**Problem requirements**
Each entry below should be written out exactly as it is, with no pictures.

**Material shown**
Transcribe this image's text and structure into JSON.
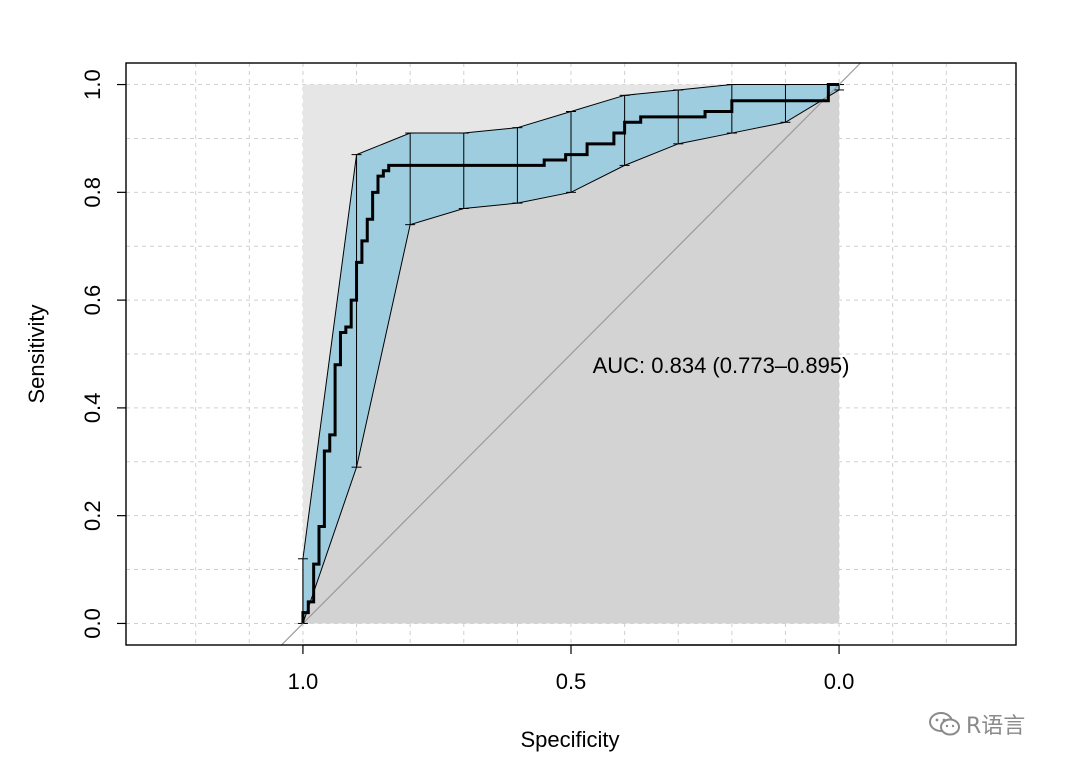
{
  "watermark": {
    "text": "R语言",
    "icon": "wechat-icon"
  },
  "chart_data": {
    "type": "line",
    "subtype": "roc",
    "xlabel": "Specificity",
    "ylabel": "Sensitivity",
    "xlim": [
      1.33,
      -0.33
    ],
    "ylim": [
      -0.04,
      1.04
    ],
    "x_ticks": [
      1.0,
      0.5,
      0.0
    ],
    "x_tick_labels": [
      "1.0",
      "0.5",
      "0.0"
    ],
    "y_ticks": [
      0.0,
      0.2,
      0.4,
      0.6,
      0.8,
      1.0
    ],
    "y_tick_labels": [
      "0.0",
      "0.2",
      "0.4",
      "0.6",
      "0.8",
      "1.0"
    ],
    "grid": true,
    "annotation": "AUC: 0.834 (0.773–0.895)",
    "colors": {
      "ci_fill": "#9ecde0",
      "auc_fill": "#d3d3d3",
      "partial_area": "#e6e6e6",
      "curve": "#000000",
      "diagonal": "#9a9a9a",
      "grid": "#d0d0d0"
    },
    "roc_curve": {
      "specificity": [
        1.0,
        1.0,
        0.99,
        0.99,
        0.98,
        0.98,
        0.97,
        0.97,
        0.96,
        0.96,
        0.95,
        0.95,
        0.94,
        0.94,
        0.93,
        0.93,
        0.92,
        0.92,
        0.91,
        0.91,
        0.9,
        0.9,
        0.89,
        0.89,
        0.88,
        0.88,
        0.87,
        0.87,
        0.86,
        0.86,
        0.85,
        0.85,
        0.84,
        0.84,
        0.55,
        0.55,
        0.51,
        0.51,
        0.47,
        0.47,
        0.42,
        0.42,
        0.4,
        0.4,
        0.37,
        0.37,
        0.25,
        0.25,
        0.2,
        0.2,
        0.02,
        0.02,
        0.0
      ],
      "sensitivity": [
        0.0,
        0.02,
        0.02,
        0.04,
        0.04,
        0.11,
        0.11,
        0.18,
        0.18,
        0.32,
        0.32,
        0.35,
        0.35,
        0.48,
        0.48,
        0.54,
        0.54,
        0.55,
        0.55,
        0.6,
        0.6,
        0.67,
        0.67,
        0.71,
        0.71,
        0.75,
        0.75,
        0.8,
        0.8,
        0.83,
        0.83,
        0.84,
        0.84,
        0.85,
        0.85,
        0.86,
        0.86,
        0.87,
        0.87,
        0.89,
        0.89,
        0.91,
        0.91,
        0.93,
        0.93,
        0.94,
        0.94,
        0.95,
        0.95,
        0.97,
        0.97,
        1.0,
        1.0
      ]
    },
    "ci_band": {
      "specificity": [
        1.0,
        0.9,
        0.8,
        0.7,
        0.6,
        0.5,
        0.4,
        0.3,
        0.2,
        0.1,
        0.0
      ],
      "upper": [
        0.12,
        0.87,
        0.91,
        0.91,
        0.92,
        0.95,
        0.98,
        0.99,
        1.0,
        1.0,
        1.0
      ],
      "lower": [
        0.0,
        0.29,
        0.74,
        0.77,
        0.78,
        0.8,
        0.85,
        0.89,
        0.91,
        0.93,
        0.99
      ]
    }
  }
}
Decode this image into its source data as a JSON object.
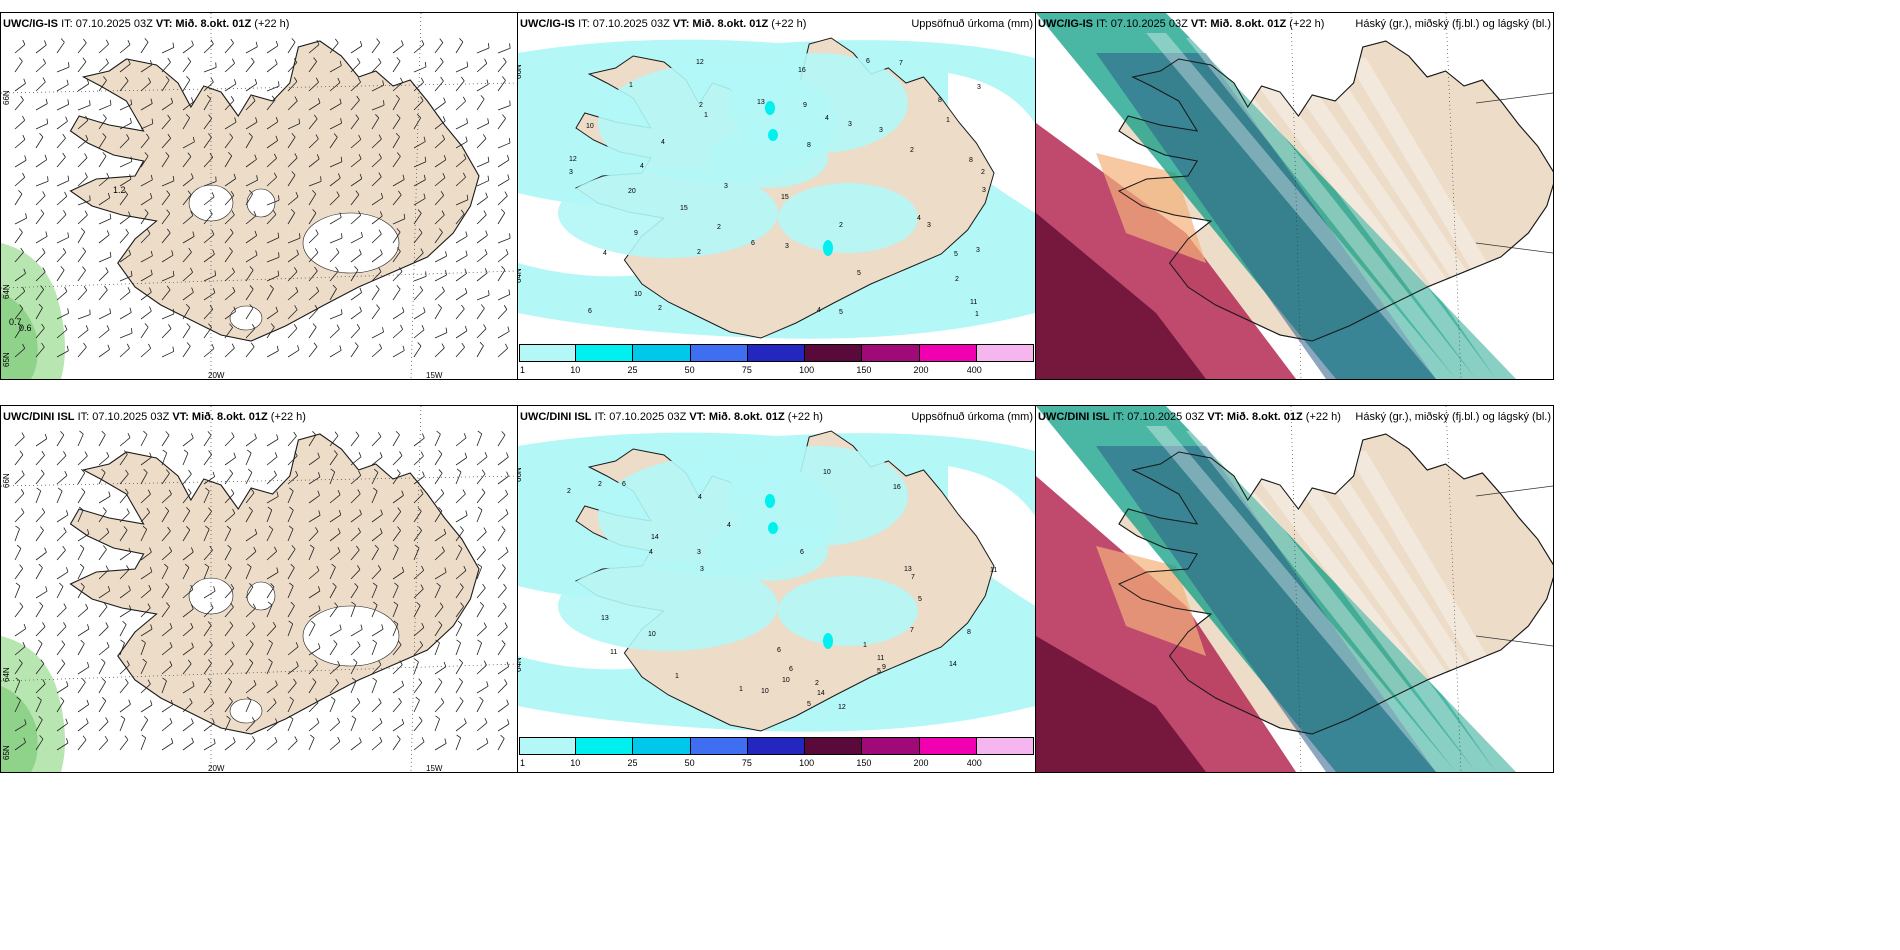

**Reply to the exercise**
Transcribe this image's text and structure into JSON.
{
  "watermark": {
    "text": "R语言",
    "icon": "wechat-icon"
  },
  "chart_data": {
    "type": "line",
    "subtype": "roc",
    "xlabel": "Specificity",
    "ylabel": "Sensitivity",
    "xlim": [
      1.33,
      -0.33
    ],
    "ylim": [
      -0.04,
      1.04
    ],
    "x_ticks": [
      1.0,
      0.5,
      0.0
    ],
    "x_tick_labels": [
      "1.0",
      "0.5",
      "0.0"
    ],
    "y_ticks": [
      0.0,
      0.2,
      0.4,
      0.6,
      0.8,
      1.0
    ],
    "y_tick_labels": [
      "0.0",
      "0.2",
      "0.4",
      "0.6",
      "0.8",
      "1.0"
    ],
    "grid": true,
    "annotation": "AUC: 0.834 (0.773–0.895)",
    "colors": {
      "ci_fill": "#9ecde0",
      "auc_fill": "#d3d3d3",
      "partial_area": "#e6e6e6",
      "curve": "#000000",
      "diagonal": "#9a9a9a",
      "grid": "#d0d0d0"
    },
    "roc_curve": {
      "specificity": [
        1.0,
        1.0,
        0.99,
        0.99,
        0.98,
        0.98,
        0.97,
        0.97,
        0.96,
        0.96,
        0.95,
        0.95,
        0.94,
        0.94,
        0.93,
        0.93,
        0.92,
        0.92,
        0.91,
        0.91,
        0.9,
        0.9,
        0.89,
        0.89,
        0.88,
        0.88,
        0.87,
        0.87,
        0.86,
        0.86,
        0.85,
        0.85,
        0.84,
        0.84,
        0.55,
        0.55,
        0.51,
        0.51,
        0.47,
        0.47,
        0.42,
        0.42,
        0.4,
        0.4,
        0.37,
        0.37,
        0.25,
        0.25,
        0.2,
        0.2,
        0.02,
        0.02,
        0.0
      ],
      "sensitivity": [
        0.0,
        0.02,
        0.02,
        0.04,
        0.04,
        0.11,
        0.11,
        0.18,
        0.18,
        0.32,
        0.32,
        0.35,
        0.35,
        0.48,
        0.48,
        0.54,
        0.54,
        0.55,
        0.55,
        0.6,
        0.6,
        0.67,
        0.67,
        0.71,
        0.71,
        0.75,
        0.75,
        0.8,
        0.8,
        0.83,
        0.83,
        0.84,
        0.84,
        0.85,
        0.85,
        0.86,
        0.86,
        0.87,
        0.87,
        0.89,
        0.89,
        0.91,
        0.91,
        0.93,
        0.93,
        0.94,
        0.94,
        0.95,
        0.95,
        0.97,
        0.97,
        1.0,
        1.0
      ]
    },
    "ci_band": {
      "specificity": [
        1.0,
        0.9,
        0.8,
        0.7,
        0.6,
        0.5,
        0.4,
        0.3,
        0.2,
        0.1,
        0.0
      ],
      "upper": [
        0.12,
        0.87,
        0.91,
        0.91,
        0.92,
        0.95,
        0.98,
        0.99,
        1.0,
        1.0,
        1.0
      ],
      "lower": [
        0.0,
        0.29,
        0.74,
        0.77,
        0.78,
        0.8,
        0.85,
        0.89,
        0.91,
        0.93,
        0.99
      ]
    }
  }
}
Decode this image into its source data as a JSON object.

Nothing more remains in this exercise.